● EXERCISE BRIEF: Revise the data from its first line through the line containing "staticText: 手机 xyxy=(56,99,110,133)", both included, by putting "套餐剩余" wherever "套餐余量" appears and changing nothing else. Return only those lines.

● PROVIDED INFORMATION:
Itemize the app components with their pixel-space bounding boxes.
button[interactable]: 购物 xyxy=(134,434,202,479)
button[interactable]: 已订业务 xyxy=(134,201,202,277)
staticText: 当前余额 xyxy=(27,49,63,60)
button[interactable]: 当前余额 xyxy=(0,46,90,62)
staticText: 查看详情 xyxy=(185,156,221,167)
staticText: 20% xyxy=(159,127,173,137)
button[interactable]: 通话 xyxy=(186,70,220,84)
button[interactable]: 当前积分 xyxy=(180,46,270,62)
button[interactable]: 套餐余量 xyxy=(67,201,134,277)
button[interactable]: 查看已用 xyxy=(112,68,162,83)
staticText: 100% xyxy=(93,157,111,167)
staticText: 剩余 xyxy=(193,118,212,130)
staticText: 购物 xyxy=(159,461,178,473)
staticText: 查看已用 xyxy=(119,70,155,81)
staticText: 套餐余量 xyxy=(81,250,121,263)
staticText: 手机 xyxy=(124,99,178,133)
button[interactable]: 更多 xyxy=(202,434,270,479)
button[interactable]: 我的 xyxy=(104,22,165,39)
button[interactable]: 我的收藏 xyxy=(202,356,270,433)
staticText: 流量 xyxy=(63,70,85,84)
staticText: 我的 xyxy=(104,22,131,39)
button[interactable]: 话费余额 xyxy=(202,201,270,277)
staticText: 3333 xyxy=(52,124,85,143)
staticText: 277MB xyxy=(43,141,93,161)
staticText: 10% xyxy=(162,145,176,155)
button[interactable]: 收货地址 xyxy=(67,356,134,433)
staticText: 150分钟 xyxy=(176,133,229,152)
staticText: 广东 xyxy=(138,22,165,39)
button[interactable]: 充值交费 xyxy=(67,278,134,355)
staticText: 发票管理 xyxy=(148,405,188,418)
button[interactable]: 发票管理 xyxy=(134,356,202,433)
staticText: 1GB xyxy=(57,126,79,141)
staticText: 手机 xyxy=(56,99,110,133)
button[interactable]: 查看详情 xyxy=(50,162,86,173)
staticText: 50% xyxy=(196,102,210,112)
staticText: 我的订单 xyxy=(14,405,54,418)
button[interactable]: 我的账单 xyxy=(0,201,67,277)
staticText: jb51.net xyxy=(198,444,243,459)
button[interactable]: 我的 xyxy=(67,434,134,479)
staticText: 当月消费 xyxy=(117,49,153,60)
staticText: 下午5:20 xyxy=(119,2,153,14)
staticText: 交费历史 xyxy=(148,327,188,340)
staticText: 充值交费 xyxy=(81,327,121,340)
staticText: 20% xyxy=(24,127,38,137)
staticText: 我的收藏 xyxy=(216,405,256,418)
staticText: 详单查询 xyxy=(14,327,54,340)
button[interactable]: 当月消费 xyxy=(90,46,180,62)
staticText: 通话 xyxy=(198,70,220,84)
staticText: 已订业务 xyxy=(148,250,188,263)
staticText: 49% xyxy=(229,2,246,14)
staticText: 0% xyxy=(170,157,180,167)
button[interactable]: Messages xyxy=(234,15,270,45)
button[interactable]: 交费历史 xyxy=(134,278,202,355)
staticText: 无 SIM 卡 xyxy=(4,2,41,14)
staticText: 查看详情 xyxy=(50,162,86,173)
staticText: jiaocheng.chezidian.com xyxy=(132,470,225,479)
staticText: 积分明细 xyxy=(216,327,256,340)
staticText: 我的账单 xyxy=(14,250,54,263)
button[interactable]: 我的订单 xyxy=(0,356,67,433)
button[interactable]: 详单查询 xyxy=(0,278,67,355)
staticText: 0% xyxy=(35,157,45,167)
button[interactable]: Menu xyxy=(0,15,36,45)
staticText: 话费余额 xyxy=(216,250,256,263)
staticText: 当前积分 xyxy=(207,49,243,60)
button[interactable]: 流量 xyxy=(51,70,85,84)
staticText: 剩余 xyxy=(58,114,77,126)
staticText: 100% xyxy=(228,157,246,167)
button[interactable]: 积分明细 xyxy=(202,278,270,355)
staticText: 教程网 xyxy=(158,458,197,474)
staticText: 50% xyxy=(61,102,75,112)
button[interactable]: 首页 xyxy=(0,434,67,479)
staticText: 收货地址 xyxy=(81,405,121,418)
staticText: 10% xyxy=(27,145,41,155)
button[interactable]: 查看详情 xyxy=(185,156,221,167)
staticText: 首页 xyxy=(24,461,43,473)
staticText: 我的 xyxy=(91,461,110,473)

● RESPONSE TO THE TASK:
Itemize the app components with their pixel-space bounding boxes.
button[interactable]: 购物 xyxy=(134,434,202,479)
button[interactable]: 已订业务 xyxy=(134,201,202,277)
staticText: 当前余额 xyxy=(27,49,63,60)
button[interactable]: 当前余额 xyxy=(0,46,90,62)
staticText: 查看详情 xyxy=(185,156,221,167)
staticText: 20% xyxy=(159,127,173,137)
button[interactable]: 通话 xyxy=(186,70,220,84)
button[interactable]: 当前积分 xyxy=(180,46,270,62)
button[interactable]: 套餐剩余 xyxy=(67,201,134,277)
button[interactable]: 查看已用 xyxy=(112,68,162,83)
staticText: 100% xyxy=(93,157,111,167)
staticText: 剩余 xyxy=(193,118,212,130)
staticText: 购物 xyxy=(159,461,178,473)
staticText: 查看已用 xyxy=(119,70,155,81)
staticText: 套餐剩余 xyxy=(81,250,121,263)
staticText: 手机 xyxy=(124,99,178,133)
button[interactable]: 更多 xyxy=(202,434,270,479)
button[interactable]: 我的 xyxy=(104,22,165,39)
button[interactable]: 我的收藏 xyxy=(202,356,270,433)
staticText: 流量 xyxy=(63,70,85,84)
staticText: 我的 xyxy=(104,22,131,39)
button[interactable]: 话费余额 xyxy=(202,201,270,277)
staticText: 3333 xyxy=(52,124,85,143)
staticText: 277MB xyxy=(43,141,93,161)
staticText: 10% xyxy=(162,145,176,155)
button[interactable]: 收货地址 xyxy=(67,356,134,433)
staticText: 150分钟 xyxy=(176,133,229,152)
staticText: 广东 xyxy=(138,22,165,39)
button[interactable]: 充值交费 xyxy=(67,278,134,355)
staticText: 发票管理 xyxy=(148,405,188,418)
button[interactable]: 发票管理 xyxy=(134,356,202,433)
staticText: 1GB xyxy=(57,126,79,141)
staticText: 手机 xyxy=(56,99,110,133)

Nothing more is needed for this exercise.